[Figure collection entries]
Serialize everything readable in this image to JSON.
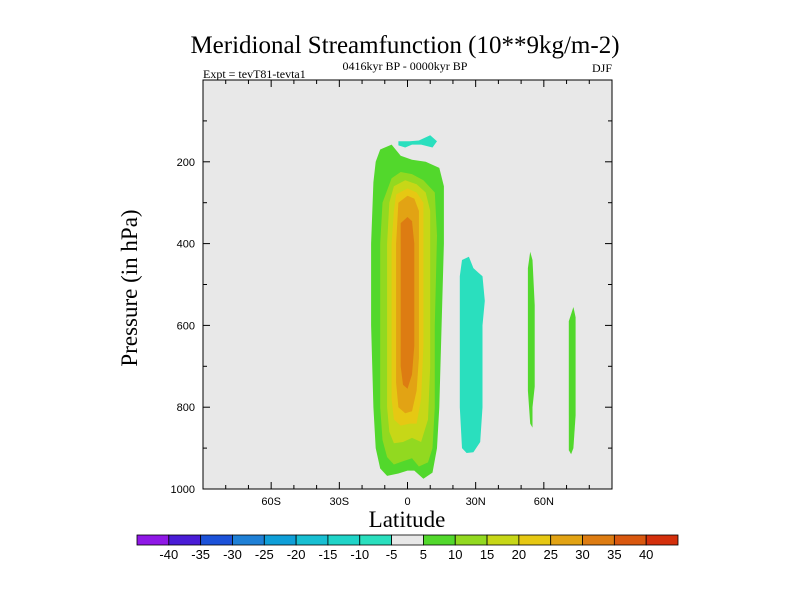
{
  "chart_data": {
    "type": "contour",
    "title": "Meridional Streamfunction (10**9kg/m-2)",
    "left_label": "Expt = tevT81-tevta1",
    "center_label": "0416kyr BP - 0000kyr BP",
    "right_label": "DJF",
    "xlabel": "Latitude",
    "ylabel": "Pressure (in hPa)",
    "xlim": [
      -90,
      90
    ],
    "ylim": [
      1000,
      0
    ],
    "x_ticks": [
      {
        "value": -60,
        "label": "60S"
      },
      {
        "value": -30,
        "label": "30S"
      },
      {
        "value": 0,
        "label": "0"
      },
      {
        "value": 30,
        "label": "30N"
      },
      {
        "value": 60,
        "label": "60N"
      }
    ],
    "y_ticks": [
      {
        "value": 200,
        "label": "200"
      },
      {
        "value": 400,
        "label": "400"
      },
      {
        "value": 600,
        "label": "600"
      },
      {
        "value": 800,
        "label": "800"
      },
      {
        "value": 1000,
        "label": "1000"
      }
    ],
    "colorbar": {
      "labels": [
        "-40",
        "-35",
        "-30",
        "-25",
        "-20",
        "-15",
        "-10",
        "-5",
        "5",
        "10",
        "15",
        "20",
        "25",
        "30",
        "35",
        "40"
      ],
      "colors": [
        "#8f18e6",
        "#4a1cd6",
        "#1c52d9",
        "#1f80d6",
        "#0f9fd8",
        "#18bfd2",
        "#20d4c8",
        "#2adfbe",
        "#e8e8e8",
        "#52d82c",
        "#92d920",
        "#c7d717",
        "#e6c813",
        "#e2a314",
        "#dd7c12",
        "#d9580f",
        "#d4300c"
      ]
    },
    "regions": [
      {
        "name": "main-cell-outer",
        "level": "5",
        "color": "#52d82c",
        "points": [
          [
            -12,
            170
          ],
          [
            -7,
            158
          ],
          [
            -3,
            185
          ],
          [
            2,
            195
          ],
          [
            8,
            200
          ],
          [
            14,
            215
          ],
          [
            16,
            260
          ],
          [
            16,
            400
          ],
          [
            15,
            600
          ],
          [
            14,
            800
          ],
          [
            13,
            900
          ],
          [
            11,
            960
          ],
          [
            7,
            975
          ],
          [
            3,
            955
          ],
          [
            0,
            955
          ],
          [
            -4,
            962
          ],
          [
            -9,
            968
          ],
          [
            -12,
            950
          ],
          [
            -14,
            900
          ],
          [
            -15,
            800
          ],
          [
            -16,
            600
          ],
          [
            -16,
            400
          ],
          [
            -15,
            250
          ],
          [
            -14,
            200
          ]
        ]
      },
      {
        "name": "main-cell-10",
        "level": "10",
        "color": "#92d920",
        "points": [
          [
            -7,
            240
          ],
          [
            -3,
            225
          ],
          [
            2,
            230
          ],
          [
            7,
            245
          ],
          [
            12,
            275
          ],
          [
            13,
            380
          ],
          [
            12,
            600
          ],
          [
            12,
            800
          ],
          [
            11,
            900
          ],
          [
            9,
            935
          ],
          [
            5,
            945
          ],
          [
            2,
            925
          ],
          [
            -2,
            932
          ],
          [
            -6,
            940
          ],
          [
            -9,
            922
          ],
          [
            -11,
            880
          ],
          [
            -12,
            800
          ],
          [
            -12,
            600
          ],
          [
            -12,
            400
          ],
          [
            -11,
            300
          ]
        ]
      },
      {
        "name": "main-cell-15",
        "level": "15",
        "color": "#c7d717",
        "points": [
          [
            -6,
            260
          ],
          [
            -1,
            245
          ],
          [
            4,
            255
          ],
          [
            8,
            275
          ],
          [
            10,
            320
          ],
          [
            10,
            500
          ],
          [
            10,
            700
          ],
          [
            9,
            830
          ],
          [
            6,
            885
          ],
          [
            2,
            875
          ],
          [
            -2,
            885
          ],
          [
            -6,
            888
          ],
          [
            -8,
            860
          ],
          [
            -9,
            800
          ],
          [
            -9,
            600
          ],
          [
            -9,
            400
          ],
          [
            -8,
            300
          ]
        ]
      },
      {
        "name": "main-cell-20",
        "level": "20",
        "color": "#e6c813",
        "points": [
          [
            -5,
            280
          ],
          [
            0,
            265
          ],
          [
            4,
            275
          ],
          [
            7,
            300
          ],
          [
            7,
            450
          ],
          [
            7,
            650
          ],
          [
            6,
            780
          ],
          [
            4,
            840
          ],
          [
            1,
            840
          ],
          [
            -3,
            845
          ],
          [
            -6,
            830
          ],
          [
            -7,
            780
          ],
          [
            -7,
            600
          ],
          [
            -7,
            400
          ],
          [
            -6,
            320
          ]
        ]
      },
      {
        "name": "main-cell-25",
        "level": "25",
        "color": "#e2a314",
        "points": [
          [
            -4,
            300
          ],
          [
            0,
            283
          ],
          [
            3,
            290
          ],
          [
            5,
            320
          ],
          [
            5,
            500
          ],
          [
            5,
            680
          ],
          [
            4,
            760
          ],
          [
            2,
            810
          ],
          [
            -1,
            815
          ],
          [
            -4,
            800
          ],
          [
            -5,
            740
          ],
          [
            -5,
            550
          ],
          [
            -5,
            400
          ]
        ]
      },
      {
        "name": "main-cell-30",
        "level": "30",
        "color": "#dd7c12",
        "points": [
          [
            -3,
            350
          ],
          [
            0,
            335
          ],
          [
            2,
            345
          ],
          [
            3,
            400
          ],
          [
            3,
            550
          ],
          [
            3,
            650
          ],
          [
            2,
            720
          ],
          [
            0,
            755
          ],
          [
            -2,
            745
          ],
          [
            -3,
            700
          ],
          [
            -3,
            550
          ]
        ]
      },
      {
        "name": "upper-negative-blob",
        "level": "-5",
        "color": "#2adfbe",
        "points": [
          [
            -4,
            150
          ],
          [
            1,
            150
          ],
          [
            5,
            148
          ],
          [
            10,
            135
          ],
          [
            13,
            150
          ],
          [
            11,
            165
          ],
          [
            6,
            158
          ],
          [
            2,
            158
          ],
          [
            -1,
            165
          ],
          [
            -4,
            160
          ]
        ]
      },
      {
        "name": "neg-cell-30n",
        "level": "-5",
        "color": "#2adfbe",
        "points": [
          [
            24,
            440
          ],
          [
            27,
            432
          ],
          [
            29,
            460
          ],
          [
            31,
            470
          ],
          [
            33,
            480
          ],
          [
            34,
            540
          ],
          [
            33,
            600
          ],
          [
            33,
            700
          ],
          [
            33,
            800
          ],
          [
            32,
            885
          ],
          [
            29,
            910
          ],
          [
            26,
            912
          ],
          [
            24,
            900
          ],
          [
            23,
            800
          ],
          [
            23,
            650
          ],
          [
            23,
            550
          ],
          [
            23,
            480
          ]
        ]
      },
      {
        "name": "pos-cell-55n",
        "level": "5",
        "color": "#52d82c",
        "points": [
          [
            54,
            420
          ],
          [
            55,
            440
          ],
          [
            56,
            550
          ],
          [
            56,
            650
          ],
          [
            56,
            750
          ],
          [
            55,
            800
          ],
          [
            55,
            850
          ],
          [
            54,
            840
          ],
          [
            53,
            760
          ],
          [
            53,
            650
          ],
          [
            53,
            550
          ],
          [
            53,
            460
          ]
        ]
      },
      {
        "name": "pos-cell-72n",
        "level": "5",
        "color": "#52d82c",
        "points": [
          [
            73,
            555
          ],
          [
            74,
            580
          ],
          [
            74,
            700
          ],
          [
            74,
            820
          ],
          [
            73,
            900
          ],
          [
            72,
            915
          ],
          [
            71,
            905
          ],
          [
            71,
            800
          ],
          [
            71,
            680
          ],
          [
            71,
            590
          ]
        ]
      }
    ]
  }
}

> **TASK GOAL**: Reproduce the entries above exactly. Do not include the images.

> **EXERCISE SOLUTION**:
Serialize everything readable in this image to JSON.
{
  "chart_data": {
    "type": "contour",
    "title": "Meridional Streamfunction (10**9kg/m-2)",
    "left_label": "Expt = tevT81-tevta1",
    "center_label": "0416kyr BP - 0000kyr BP",
    "right_label": "DJF",
    "xlabel": "Latitude",
    "ylabel": "Pressure (in hPa)",
    "xlim": [
      -90,
      90
    ],
    "ylim": [
      1000,
      0
    ],
    "x_ticks": [
      {
        "value": -60,
        "label": "60S"
      },
      {
        "value": -30,
        "label": "30S"
      },
      {
        "value": 0,
        "label": "0"
      },
      {
        "value": 30,
        "label": "30N"
      },
      {
        "value": 60,
        "label": "60N"
      }
    ],
    "y_ticks": [
      {
        "value": 200,
        "label": "200"
      },
      {
        "value": 400,
        "label": "400"
      },
      {
        "value": 600,
        "label": "600"
      },
      {
        "value": 800,
        "label": "800"
      },
      {
        "value": 1000,
        "label": "1000"
      }
    ],
    "colorbar": {
      "labels": [
        "-40",
        "-35",
        "-30",
        "-25",
        "-20",
        "-15",
        "-10",
        "-5",
        "5",
        "10",
        "15",
        "20",
        "25",
        "30",
        "35",
        "40"
      ],
      "colors": [
        "#8f18e6",
        "#4a1cd6",
        "#1c52d9",
        "#1f80d6",
        "#0f9fd8",
        "#18bfd2",
        "#20d4c8",
        "#2adfbe",
        "#e8e8e8",
        "#52d82c",
        "#92d920",
        "#c7d717",
        "#e6c813",
        "#e2a314",
        "#dd7c12",
        "#d9580f",
        "#d4300c"
      ]
    },
    "regions": [
      {
        "name": "main-cell-outer",
        "level": "5",
        "color": "#52d82c",
        "points": [
          [
            -12,
            170
          ],
          [
            -7,
            158
          ],
          [
            -3,
            185
          ],
          [
            2,
            195
          ],
          [
            8,
            200
          ],
          [
            14,
            215
          ],
          [
            16,
            260
          ],
          [
            16,
            400
          ],
          [
            15,
            600
          ],
          [
            14,
            800
          ],
          [
            13,
            900
          ],
          [
            11,
            960
          ],
          [
            7,
            975
          ],
          [
            3,
            955
          ],
          [
            0,
            955
          ],
          [
            -4,
            962
          ],
          [
            -9,
            968
          ],
          [
            -12,
            950
          ],
          [
            -14,
            900
          ],
          [
            -15,
            800
          ],
          [
            -16,
            600
          ],
          [
            -16,
            400
          ],
          [
            -15,
            250
          ],
          [
            -14,
            200
          ]
        ]
      },
      {
        "name": "main-cell-10",
        "level": "10",
        "color": "#92d920",
        "points": [
          [
            -7,
            240
          ],
          [
            -3,
            225
          ],
          [
            2,
            230
          ],
          [
            7,
            245
          ],
          [
            12,
            275
          ],
          [
            13,
            380
          ],
          [
            12,
            600
          ],
          [
            12,
            800
          ],
          [
            11,
            900
          ],
          [
            9,
            935
          ],
          [
            5,
            945
          ],
          [
            2,
            925
          ],
          [
            -2,
            932
          ],
          [
            -6,
            940
          ],
          [
            -9,
            922
          ],
          [
            -11,
            880
          ],
          [
            -12,
            800
          ],
          [
            -12,
            600
          ],
          [
            -12,
            400
          ],
          [
            -11,
            300
          ]
        ]
      },
      {
        "name": "main-cell-15",
        "level": "15",
        "color": "#c7d717",
        "points": [
          [
            -6,
            260
          ],
          [
            -1,
            245
          ],
          [
            4,
            255
          ],
          [
            8,
            275
          ],
          [
            10,
            320
          ],
          [
            10,
            500
          ],
          [
            10,
            700
          ],
          [
            9,
            830
          ],
          [
            6,
            885
          ],
          [
            2,
            875
          ],
          [
            -2,
            885
          ],
          [
            -6,
            888
          ],
          [
            -8,
            860
          ],
          [
            -9,
            800
          ],
          [
            -9,
            600
          ],
          [
            -9,
            400
          ],
          [
            -8,
            300
          ]
        ]
      },
      {
        "name": "main-cell-20",
        "level": "20",
        "color": "#e6c813",
        "points": [
          [
            -5,
            280
          ],
          [
            0,
            265
          ],
          [
            4,
            275
          ],
          [
            7,
            300
          ],
          [
            7,
            450
          ],
          [
            7,
            650
          ],
          [
            6,
            780
          ],
          [
            4,
            840
          ],
          [
            1,
            840
          ],
          [
            -3,
            845
          ],
          [
            -6,
            830
          ],
          [
            -7,
            780
          ],
          [
            -7,
            600
          ],
          [
            -7,
            400
          ],
          [
            -6,
            320
          ]
        ]
      },
      {
        "name": "main-cell-25",
        "level": "25",
        "color": "#e2a314",
        "points": [
          [
            -4,
            300
          ],
          [
            0,
            283
          ],
          [
            3,
            290
          ],
          [
            5,
            320
          ],
          [
            5,
            500
          ],
          [
            5,
            680
          ],
          [
            4,
            760
          ],
          [
            2,
            810
          ],
          [
            -1,
            815
          ],
          [
            -4,
            800
          ],
          [
            -5,
            740
          ],
          [
            -5,
            550
          ],
          [
            -5,
            400
          ]
        ]
      },
      {
        "name": "main-cell-30",
        "level": "30",
        "color": "#dd7c12",
        "points": [
          [
            -3,
            350
          ],
          [
            0,
            335
          ],
          [
            2,
            345
          ],
          [
            3,
            400
          ],
          [
            3,
            550
          ],
          [
            3,
            650
          ],
          [
            2,
            720
          ],
          [
            0,
            755
          ],
          [
            -2,
            745
          ],
          [
            -3,
            700
          ],
          [
            -3,
            550
          ]
        ]
      },
      {
        "name": "upper-negative-blob",
        "level": "-5",
        "color": "#2adfbe",
        "points": [
          [
            -4,
            150
          ],
          [
            1,
            150
          ],
          [
            5,
            148
          ],
          [
            10,
            135
          ],
          [
            13,
            150
          ],
          [
            11,
            165
          ],
          [
            6,
            158
          ],
          [
            2,
            158
          ],
          [
            -1,
            165
          ],
          [
            -4,
            160
          ]
        ]
      },
      {
        "name": "neg-cell-30n",
        "level": "-5",
        "color": "#2adfbe",
        "points": [
          [
            24,
            440
          ],
          [
            27,
            432
          ],
          [
            29,
            460
          ],
          [
            31,
            470
          ],
          [
            33,
            480
          ],
          [
            34,
            540
          ],
          [
            33,
            600
          ],
          [
            33,
            700
          ],
          [
            33,
            800
          ],
          [
            32,
            885
          ],
          [
            29,
            910
          ],
          [
            26,
            912
          ],
          [
            24,
            900
          ],
          [
            23,
            800
          ],
          [
            23,
            650
          ],
          [
            23,
            550
          ],
          [
            23,
            480
          ]
        ]
      },
      {
        "name": "pos-cell-55n",
        "level": "5",
        "color": "#52d82c",
        "points": [
          [
            54,
            420
          ],
          [
            55,
            440
          ],
          [
            56,
            550
          ],
          [
            56,
            650
          ],
          [
            56,
            750
          ],
          [
            55,
            800
          ],
          [
            55,
            850
          ],
          [
            54,
            840
          ],
          [
            53,
            760
          ],
          [
            53,
            650
          ],
          [
            53,
            550
          ],
          [
            53,
            460
          ]
        ]
      },
      {
        "name": "pos-cell-72n",
        "level": "5",
        "color": "#52d82c",
        "points": [
          [
            73,
            555
          ],
          [
            74,
            580
          ],
          [
            74,
            700
          ],
          [
            74,
            820
          ],
          [
            73,
            900
          ],
          [
            72,
            915
          ],
          [
            71,
            905
          ],
          [
            71,
            800
          ],
          [
            71,
            680
          ],
          [
            71,
            590
          ]
        ]
      }
    ]
  }
}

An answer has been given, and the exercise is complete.